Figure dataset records
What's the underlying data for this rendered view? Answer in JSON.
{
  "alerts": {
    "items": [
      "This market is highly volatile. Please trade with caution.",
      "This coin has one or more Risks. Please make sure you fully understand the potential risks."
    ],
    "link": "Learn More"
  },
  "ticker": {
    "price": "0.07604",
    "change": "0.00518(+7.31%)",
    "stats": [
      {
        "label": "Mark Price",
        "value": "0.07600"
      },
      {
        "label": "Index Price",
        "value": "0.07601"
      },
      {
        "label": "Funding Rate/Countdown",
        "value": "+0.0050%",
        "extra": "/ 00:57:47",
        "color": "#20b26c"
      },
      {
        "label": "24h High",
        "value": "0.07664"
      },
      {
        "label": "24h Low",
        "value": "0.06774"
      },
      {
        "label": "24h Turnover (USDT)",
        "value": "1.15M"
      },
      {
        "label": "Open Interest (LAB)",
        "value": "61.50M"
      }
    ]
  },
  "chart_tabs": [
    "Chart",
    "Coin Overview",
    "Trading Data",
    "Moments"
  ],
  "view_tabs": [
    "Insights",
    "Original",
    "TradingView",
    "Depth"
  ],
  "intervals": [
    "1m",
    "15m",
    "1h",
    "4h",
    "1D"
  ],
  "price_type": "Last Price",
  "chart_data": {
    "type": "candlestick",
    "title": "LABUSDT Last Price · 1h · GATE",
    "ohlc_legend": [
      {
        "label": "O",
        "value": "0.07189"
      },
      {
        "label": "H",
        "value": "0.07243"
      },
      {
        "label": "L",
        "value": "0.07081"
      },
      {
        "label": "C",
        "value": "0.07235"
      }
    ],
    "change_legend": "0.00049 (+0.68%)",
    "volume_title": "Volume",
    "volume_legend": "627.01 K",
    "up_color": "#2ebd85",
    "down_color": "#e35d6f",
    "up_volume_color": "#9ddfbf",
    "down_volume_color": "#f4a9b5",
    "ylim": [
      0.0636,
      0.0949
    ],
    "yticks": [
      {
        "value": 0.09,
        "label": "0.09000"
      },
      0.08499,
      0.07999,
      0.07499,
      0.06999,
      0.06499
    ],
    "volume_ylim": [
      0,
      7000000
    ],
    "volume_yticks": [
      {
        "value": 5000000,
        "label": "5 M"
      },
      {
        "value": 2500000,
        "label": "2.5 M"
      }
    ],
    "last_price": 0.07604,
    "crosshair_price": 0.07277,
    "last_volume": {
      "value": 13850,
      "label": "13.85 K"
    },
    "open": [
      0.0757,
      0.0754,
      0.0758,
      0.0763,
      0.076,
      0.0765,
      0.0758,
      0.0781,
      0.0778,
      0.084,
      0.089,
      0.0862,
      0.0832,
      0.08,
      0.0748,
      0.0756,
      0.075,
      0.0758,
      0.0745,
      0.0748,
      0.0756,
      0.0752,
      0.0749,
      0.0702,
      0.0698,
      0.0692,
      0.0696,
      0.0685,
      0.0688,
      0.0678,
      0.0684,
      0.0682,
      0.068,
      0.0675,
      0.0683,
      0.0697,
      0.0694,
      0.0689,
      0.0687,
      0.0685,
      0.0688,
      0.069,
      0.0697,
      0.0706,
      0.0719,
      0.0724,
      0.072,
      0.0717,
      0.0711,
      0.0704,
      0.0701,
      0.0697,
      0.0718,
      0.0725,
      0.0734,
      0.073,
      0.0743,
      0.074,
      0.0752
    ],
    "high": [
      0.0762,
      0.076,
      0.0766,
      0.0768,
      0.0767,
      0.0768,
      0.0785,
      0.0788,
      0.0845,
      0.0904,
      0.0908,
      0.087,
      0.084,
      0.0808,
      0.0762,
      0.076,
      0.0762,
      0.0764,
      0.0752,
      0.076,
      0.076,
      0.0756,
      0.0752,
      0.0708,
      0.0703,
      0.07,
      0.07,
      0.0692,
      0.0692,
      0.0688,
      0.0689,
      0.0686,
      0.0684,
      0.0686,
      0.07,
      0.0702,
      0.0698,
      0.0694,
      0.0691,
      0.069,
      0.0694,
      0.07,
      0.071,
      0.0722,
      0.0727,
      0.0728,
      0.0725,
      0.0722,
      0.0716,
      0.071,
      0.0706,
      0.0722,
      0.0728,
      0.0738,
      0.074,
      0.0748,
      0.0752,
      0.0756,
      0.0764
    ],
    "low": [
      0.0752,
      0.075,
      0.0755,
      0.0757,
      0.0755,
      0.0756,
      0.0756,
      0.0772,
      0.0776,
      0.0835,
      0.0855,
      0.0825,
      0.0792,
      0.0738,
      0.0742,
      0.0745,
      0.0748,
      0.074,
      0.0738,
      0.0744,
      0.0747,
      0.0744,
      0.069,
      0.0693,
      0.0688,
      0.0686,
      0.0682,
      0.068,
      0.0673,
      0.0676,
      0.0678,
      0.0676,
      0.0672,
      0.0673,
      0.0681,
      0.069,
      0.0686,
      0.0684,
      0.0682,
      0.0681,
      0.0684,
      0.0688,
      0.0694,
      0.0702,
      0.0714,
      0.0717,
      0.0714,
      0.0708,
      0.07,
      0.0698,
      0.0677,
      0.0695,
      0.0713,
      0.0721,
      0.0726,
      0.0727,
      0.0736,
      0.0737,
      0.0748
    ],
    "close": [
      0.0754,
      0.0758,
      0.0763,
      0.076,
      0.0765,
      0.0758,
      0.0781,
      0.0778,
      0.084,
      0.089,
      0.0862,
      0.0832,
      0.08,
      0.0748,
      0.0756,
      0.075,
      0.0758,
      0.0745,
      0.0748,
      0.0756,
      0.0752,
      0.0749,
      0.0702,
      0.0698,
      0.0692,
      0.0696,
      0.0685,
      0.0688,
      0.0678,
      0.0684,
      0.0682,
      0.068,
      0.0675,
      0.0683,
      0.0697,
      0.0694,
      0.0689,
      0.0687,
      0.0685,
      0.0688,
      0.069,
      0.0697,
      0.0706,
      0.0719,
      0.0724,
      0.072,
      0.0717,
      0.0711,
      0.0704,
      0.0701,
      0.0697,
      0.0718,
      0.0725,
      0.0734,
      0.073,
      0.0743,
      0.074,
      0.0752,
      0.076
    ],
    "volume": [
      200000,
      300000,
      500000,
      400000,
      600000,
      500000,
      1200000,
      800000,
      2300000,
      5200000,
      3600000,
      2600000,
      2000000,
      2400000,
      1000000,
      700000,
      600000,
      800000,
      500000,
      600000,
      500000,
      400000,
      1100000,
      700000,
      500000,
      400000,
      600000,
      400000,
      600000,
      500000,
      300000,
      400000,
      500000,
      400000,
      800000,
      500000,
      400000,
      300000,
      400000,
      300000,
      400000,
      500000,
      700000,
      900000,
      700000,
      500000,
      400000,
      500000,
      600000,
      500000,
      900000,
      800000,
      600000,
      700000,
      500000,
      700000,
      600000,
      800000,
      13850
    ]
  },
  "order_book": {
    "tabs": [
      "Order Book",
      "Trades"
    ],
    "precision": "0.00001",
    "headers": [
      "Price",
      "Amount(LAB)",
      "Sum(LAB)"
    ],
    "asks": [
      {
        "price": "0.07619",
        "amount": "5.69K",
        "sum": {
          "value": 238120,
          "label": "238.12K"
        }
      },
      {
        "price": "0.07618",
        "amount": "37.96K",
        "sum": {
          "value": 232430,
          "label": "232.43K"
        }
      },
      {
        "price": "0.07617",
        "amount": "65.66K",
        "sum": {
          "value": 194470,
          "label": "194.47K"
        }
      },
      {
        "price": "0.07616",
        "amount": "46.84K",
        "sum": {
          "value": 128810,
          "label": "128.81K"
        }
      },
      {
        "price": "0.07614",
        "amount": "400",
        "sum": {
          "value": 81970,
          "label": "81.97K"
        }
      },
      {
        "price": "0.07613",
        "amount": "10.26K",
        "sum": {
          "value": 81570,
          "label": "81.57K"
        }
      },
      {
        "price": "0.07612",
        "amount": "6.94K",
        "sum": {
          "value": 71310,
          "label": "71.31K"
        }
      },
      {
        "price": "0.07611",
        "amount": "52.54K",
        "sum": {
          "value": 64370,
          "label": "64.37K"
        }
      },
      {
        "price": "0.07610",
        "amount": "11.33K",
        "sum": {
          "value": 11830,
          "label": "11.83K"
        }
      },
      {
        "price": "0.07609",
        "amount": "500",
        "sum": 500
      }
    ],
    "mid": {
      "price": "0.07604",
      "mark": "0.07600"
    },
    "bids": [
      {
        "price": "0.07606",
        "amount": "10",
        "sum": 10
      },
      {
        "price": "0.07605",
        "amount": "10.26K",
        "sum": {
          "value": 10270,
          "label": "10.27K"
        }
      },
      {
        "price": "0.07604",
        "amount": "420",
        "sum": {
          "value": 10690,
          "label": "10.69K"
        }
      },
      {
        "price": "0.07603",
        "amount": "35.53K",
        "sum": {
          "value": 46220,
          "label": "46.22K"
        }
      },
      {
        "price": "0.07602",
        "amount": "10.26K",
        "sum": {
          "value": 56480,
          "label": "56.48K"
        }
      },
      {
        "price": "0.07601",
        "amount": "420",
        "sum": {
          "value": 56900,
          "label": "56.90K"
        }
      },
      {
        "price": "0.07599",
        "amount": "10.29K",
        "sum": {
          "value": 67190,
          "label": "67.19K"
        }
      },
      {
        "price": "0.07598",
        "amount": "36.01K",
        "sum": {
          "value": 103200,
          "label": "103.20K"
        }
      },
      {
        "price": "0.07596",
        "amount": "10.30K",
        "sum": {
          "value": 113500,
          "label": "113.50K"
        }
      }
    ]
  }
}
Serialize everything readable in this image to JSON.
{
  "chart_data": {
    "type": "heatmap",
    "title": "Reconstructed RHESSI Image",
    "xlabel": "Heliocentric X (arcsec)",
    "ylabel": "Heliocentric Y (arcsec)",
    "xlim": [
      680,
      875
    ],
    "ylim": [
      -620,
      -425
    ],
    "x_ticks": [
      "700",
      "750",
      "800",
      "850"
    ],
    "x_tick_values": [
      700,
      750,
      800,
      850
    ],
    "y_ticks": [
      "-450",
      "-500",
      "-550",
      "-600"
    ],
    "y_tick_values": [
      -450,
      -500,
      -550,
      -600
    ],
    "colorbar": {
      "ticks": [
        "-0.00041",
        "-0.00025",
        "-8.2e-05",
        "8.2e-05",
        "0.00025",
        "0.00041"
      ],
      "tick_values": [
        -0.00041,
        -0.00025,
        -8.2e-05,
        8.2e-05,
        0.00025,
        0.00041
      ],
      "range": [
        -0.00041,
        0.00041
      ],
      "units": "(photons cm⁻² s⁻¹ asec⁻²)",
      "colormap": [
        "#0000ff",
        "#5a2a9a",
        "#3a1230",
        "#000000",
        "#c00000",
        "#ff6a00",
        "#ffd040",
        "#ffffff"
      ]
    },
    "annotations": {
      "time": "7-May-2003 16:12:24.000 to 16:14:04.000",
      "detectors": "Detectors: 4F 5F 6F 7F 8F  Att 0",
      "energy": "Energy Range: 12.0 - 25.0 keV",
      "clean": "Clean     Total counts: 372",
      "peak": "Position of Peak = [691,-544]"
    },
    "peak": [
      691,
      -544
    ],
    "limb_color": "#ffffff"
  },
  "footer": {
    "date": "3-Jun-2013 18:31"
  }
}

## Exercise
Where does the word "Please" appear in the listing? List each line that holds it.

## Exercise response
      "This market is highly volatile. Please trade with caution.",
      "This coin has one or more Risks. Please make sure you fully understand the potential risks."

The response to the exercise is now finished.